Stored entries
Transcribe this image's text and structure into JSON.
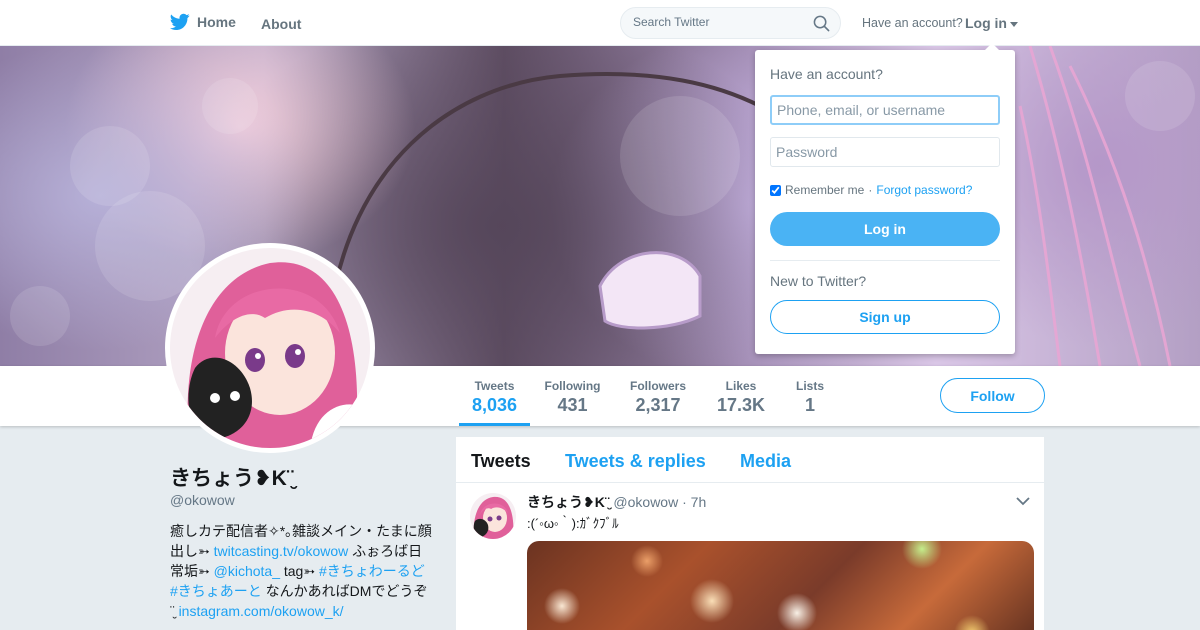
{
  "nav": {
    "home_label": "Home",
    "about_label": "About",
    "search_placeholder": "Search Twitter",
    "have_account_text": "Have an account?",
    "login_label": "Log in",
    "brand_color": "#1da1f2",
    "icons": [
      "twitter-bird-icon",
      "search-icon",
      "caret-down-icon"
    ]
  },
  "profile": {
    "name": "きちょう❥K¨̮",
    "handle": "@okowow",
    "bio": {
      "t1": "癒しカテ配信者✧*｡雑談メイン・たまに顔出し➳ ",
      "l1": "twitcasting.tv/okowow",
      "t2": " ふぉろば日常垢➳ ",
      "l2": "@kichota_",
      "t3": " tag➳ ",
      "l3": "#きちょわーるど",
      "t4": " ",
      "l4": "#きちょあーと",
      "t5": " なんかあればDMでどうぞ ¨̮ ",
      "l5": "instagram.com/okowow_k/"
    },
    "follow_label": "Follow"
  },
  "stats": [
    {
      "label": "Tweets",
      "value": "8,036",
      "active": true
    },
    {
      "label": "Following",
      "value": "431"
    },
    {
      "label": "Followers",
      "value": "2,317"
    },
    {
      "label": "Likes",
      "value": "17.3K"
    },
    {
      "label": "Lists",
      "value": "1"
    }
  ],
  "timeline": {
    "tabs": [
      "Tweets",
      "Tweets & replies",
      "Media"
    ],
    "active_tab": "Tweets",
    "tweet": {
      "name": "きちょう❥K¨̮",
      "handle": "@okowow",
      "separator": "·",
      "time": "7h",
      "text": ":(´◦ω◦｀):ｶﾞｸﾌﾞﾙ"
    }
  },
  "login_dropdown": {
    "title": "Have an account?",
    "username_placeholder": "Phone, email, or username",
    "password_placeholder": "Password",
    "remember_label": "Remember me",
    "separator": "·",
    "forgot_label": "Forgot password?",
    "login_button": "Log in",
    "new_text": "New to Twitter?",
    "signup_button": "Sign up"
  }
}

Objective> Retype each record exactly as it stands, but do not include the pictures.

Solved exercise>
Transcribe this image's text and structure into JSON.
{
  "nav": {
    "home_label": "Home",
    "about_label": "About",
    "search_placeholder": "Search Twitter",
    "have_account_text": "Have an account?",
    "login_label": "Log in",
    "brand_color": "#1da1f2",
    "icons": [
      "twitter-bird-icon",
      "search-icon",
      "caret-down-icon"
    ]
  },
  "profile": {
    "name": "きちょう❥K¨̮",
    "handle": "@okowow",
    "bio": {
      "t1": "癒しカテ配信者✧*｡雑談メイン・たまに顔出し➳ ",
      "l1": "twitcasting.tv/okowow",
      "t2": " ふぉろば日常垢➳ ",
      "l2": "@kichota_",
      "t3": " tag➳ ",
      "l3": "#きちょわーるど",
      "t4": " ",
      "l4": "#きちょあーと",
      "t5": " なんかあればDMでどうぞ ¨̮ ",
      "l5": "instagram.com/okowow_k/"
    },
    "follow_label": "Follow"
  },
  "stats": [
    {
      "label": "Tweets",
      "value": "8,036",
      "active": true
    },
    {
      "label": "Following",
      "value": "431"
    },
    {
      "label": "Followers",
      "value": "2,317"
    },
    {
      "label": "Likes",
      "value": "17.3K"
    },
    {
      "label": "Lists",
      "value": "1"
    }
  ],
  "timeline": {
    "tabs": [
      "Tweets",
      "Tweets & replies",
      "Media"
    ],
    "active_tab": "Tweets",
    "tweet": {
      "name": "きちょう❥K¨̮",
      "handle": "@okowow",
      "separator": "·",
      "time": "7h",
      "text": ":(´◦ω◦｀):ｶﾞｸﾌﾞﾙ"
    }
  },
  "login_dropdown": {
    "title": "Have an account?",
    "username_placeholder": "Phone, email, or username",
    "password_placeholder": "Password",
    "remember_label": "Remember me",
    "separator": "·",
    "forgot_label": "Forgot password?",
    "login_button": "Log in",
    "new_text": "New to Twitter?",
    "signup_button": "Sign up"
  }
}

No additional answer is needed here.